**Goal:**
Each line below must be set down exactly; omit any image you find.

**Exercise data:**
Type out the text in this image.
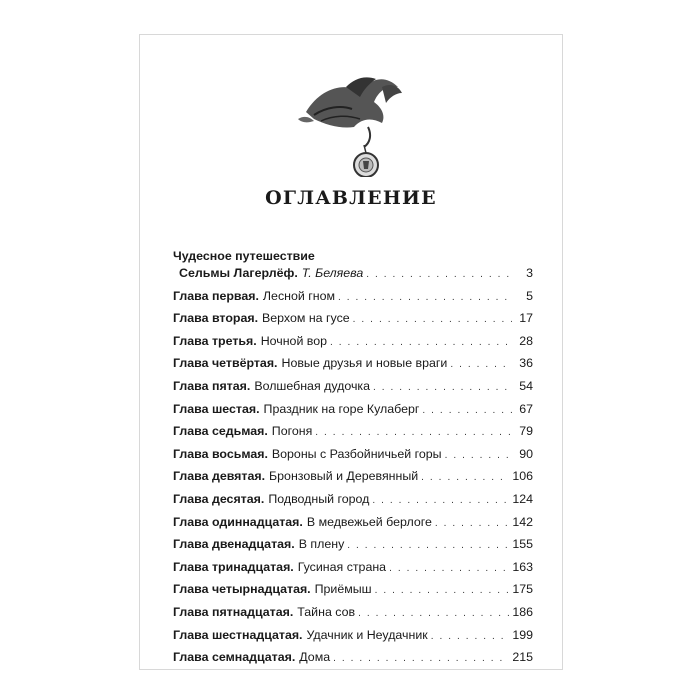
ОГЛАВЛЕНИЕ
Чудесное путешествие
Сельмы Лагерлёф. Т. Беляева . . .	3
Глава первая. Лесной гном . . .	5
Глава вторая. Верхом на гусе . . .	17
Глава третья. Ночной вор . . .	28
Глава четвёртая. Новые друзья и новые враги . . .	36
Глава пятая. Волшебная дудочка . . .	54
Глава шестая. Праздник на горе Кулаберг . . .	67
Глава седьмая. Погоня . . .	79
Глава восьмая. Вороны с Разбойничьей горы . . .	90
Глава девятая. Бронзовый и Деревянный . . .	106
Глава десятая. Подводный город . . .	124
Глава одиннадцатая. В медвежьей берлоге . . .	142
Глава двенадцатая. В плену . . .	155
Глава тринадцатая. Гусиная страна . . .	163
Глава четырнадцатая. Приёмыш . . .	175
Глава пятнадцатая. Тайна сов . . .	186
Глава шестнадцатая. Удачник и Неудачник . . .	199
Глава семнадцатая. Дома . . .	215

**Reply to the task:**
Type out the text in this image.
ОГЛАВЛЕНИЕ
Чудесное путешествие
Сельмы Лагерлёф. Т. Беляева . . .	3
Глава первая. Лесной гном . . .	5
Глава вторая. Верхом на гусе . . .	17
Глава третья. Ночной вор . . .	28
Глава четвёртая. Новые друзья и новые враги . . .	36
Глава пятая. Волшебная дудочка . . .	54
Глава шестая. Праздник на горе Кулаберг . . .	67
Глава седьмая. Погоня . . .	79
Глава восьмая. Вороны с Разбойничьей горы . . .	90
Глава девятая. Бронзовый и Деревянный . . .	106
Глава десятая. Подводный город . . .	124
Глава одиннадцатая. В медвежьей берлоге . . .	142
Глава двенадцатая. В плену . . .	155
Глава тринадцатая. Гусиная страна . . .	163
Глава четырнадцатая. Приёмыш . . .	175
Глава пятнадцатая. Тайна сов . . .	186
Глава шестнадцатая. Удачник и Неудачник . . .	199
Глава семнадцатая. Дома . . .	215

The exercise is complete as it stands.